→ **To be done**
Quote every line as written. Omit pictures.

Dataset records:
-- START --

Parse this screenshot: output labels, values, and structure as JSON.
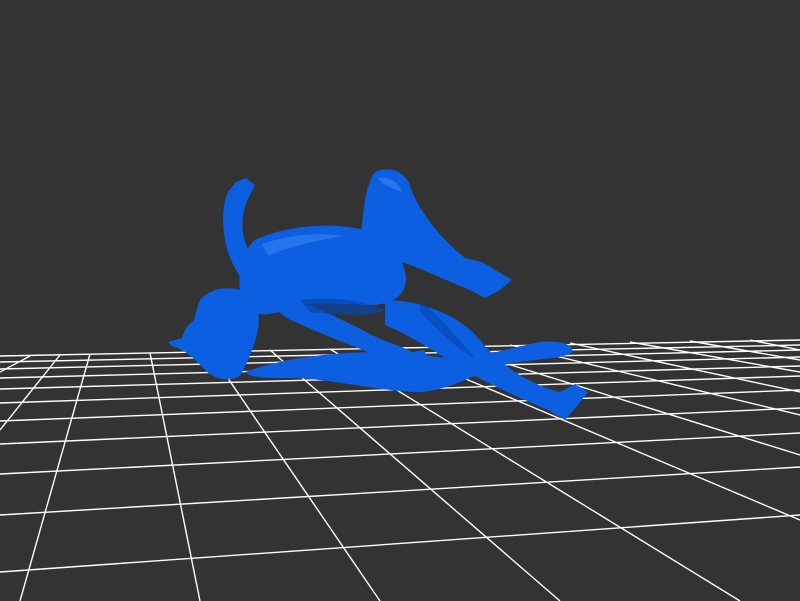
{
  "viewer": {
    "background_color": "#333333",
    "grid_color": "#ffffff",
    "grid_visible": true,
    "model_color": "#0b5fe0",
    "model_shadow_color": "#0845aa",
    "model_highlight_color": "#2f7df0"
  },
  "model": {
    "subject": "figure-reclining-pose"
  }
}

-- END --

→ **Task result**
Parse this screenshot: output labels, values, and structure as JSON.
{
  "viewer": {
    "background_color": "#333333",
    "grid_color": "#ffffff",
    "grid_visible": true,
    "model_color": "#0b5fe0",
    "model_shadow_color": "#0845aa",
    "model_highlight_color": "#2f7df0"
  },
  "model": {
    "subject": "figure-reclining-pose"
  }
}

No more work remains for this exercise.